Filter the material below and copy out every line that contains the string "bounding", matching its capitalization exactly.

(Annotated region listings)
++++

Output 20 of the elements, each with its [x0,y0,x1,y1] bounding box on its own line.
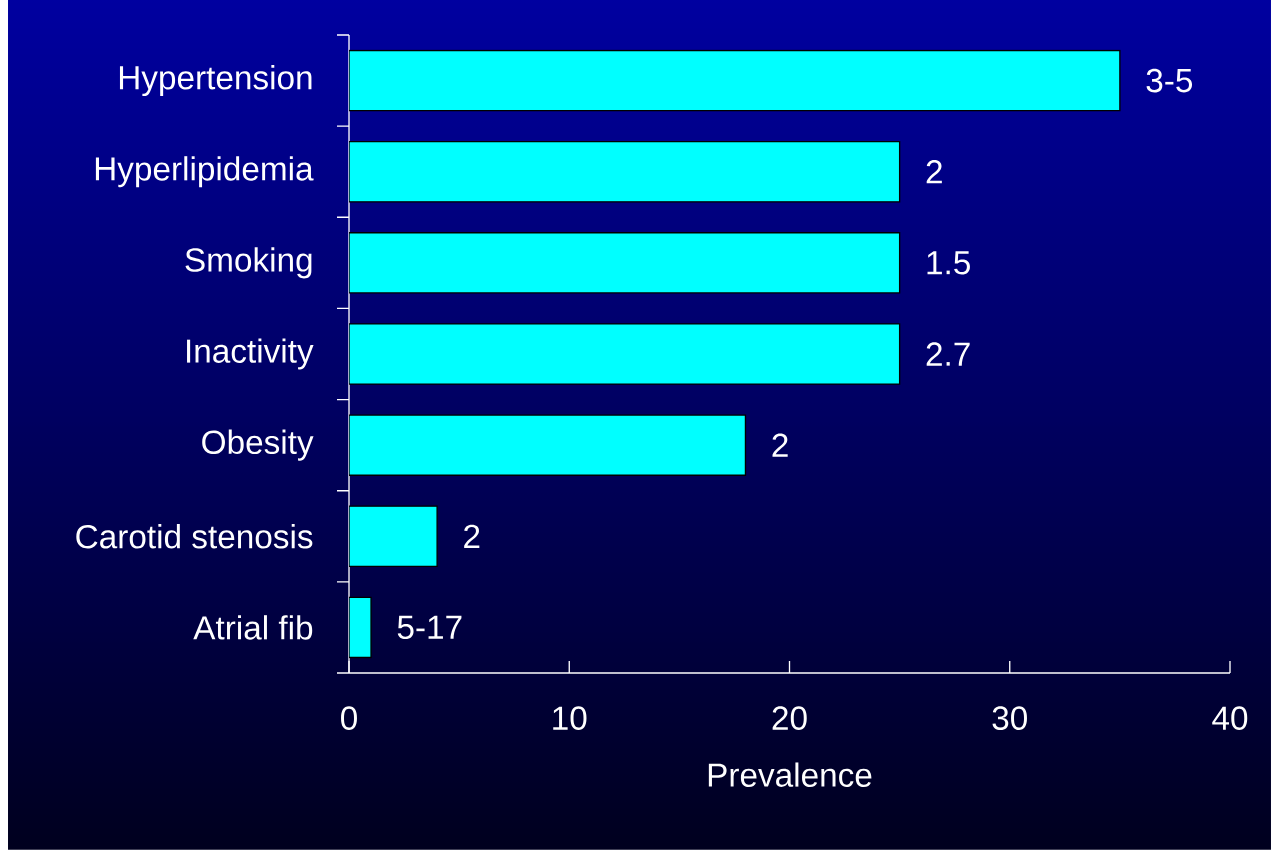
y-tick-label: Carotid stenosis [76,524,313,549]
annotation: 5-17 [397,615,462,640]
y-tick-label: Smoking [185,247,312,279]
annotation: 3-5 [1146,68,1193,93]
x-tick-label: 30 [992,706,1027,730]
x-tick-label: 20 [772,706,807,730]
x-tick-label: 10 [553,706,587,730]
y-tick-label: Hyperlipidemia [95,156,314,188]
annotation: 2 [926,160,942,184]
y-tick-label: Inactivity [187,338,314,370]
x-axis-title: Prevalence [708,762,872,787]
x-tick-label: 40 [1212,706,1248,730]
annotation: 1.5 [927,251,970,275]
y-tick-label: Obesity [202,429,314,461]
x-tick-label: 0 [341,706,357,730]
annotation: 2 [464,524,480,548]
y-tick-label: Atrial fib [193,615,313,640]
y-tick-label: Hypertension [119,65,312,97]
annotation: 2.7 [926,342,970,366]
annotation: 2 [772,433,788,457]
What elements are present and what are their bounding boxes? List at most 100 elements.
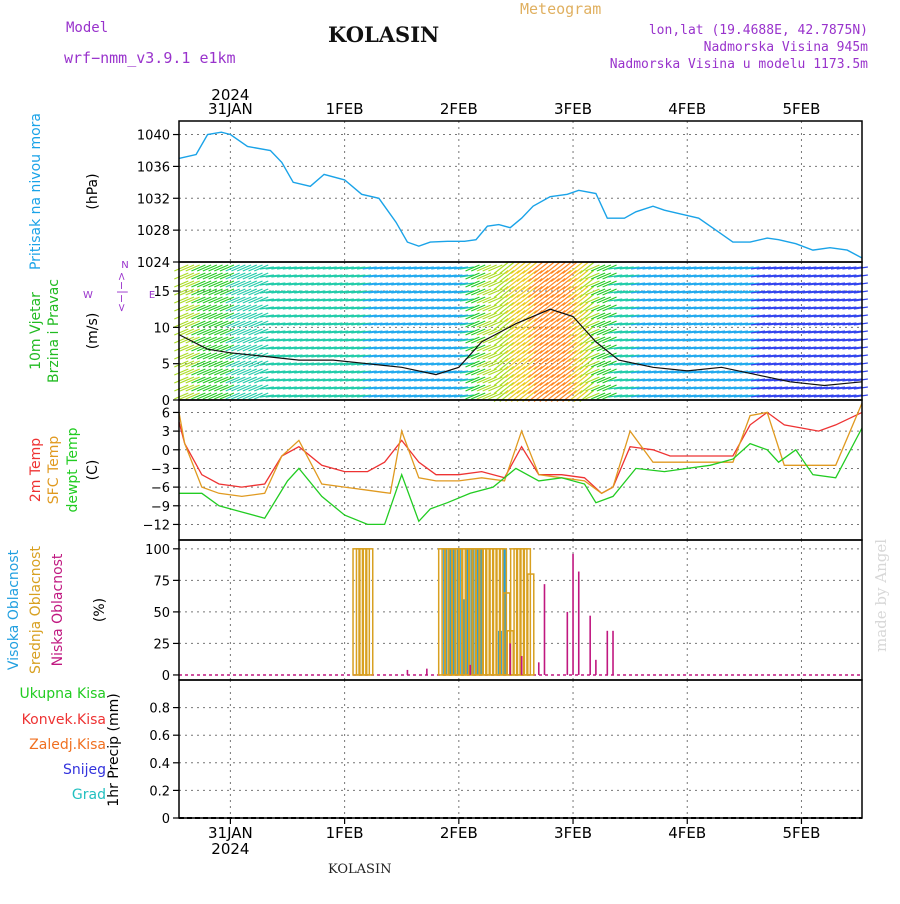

++++

* Result:
Output 20 of the elements, each with its [x0,y0,x1,y1] bounding box on its own line.
What elements are present and what are their bounding boxes? List at most 100 elements.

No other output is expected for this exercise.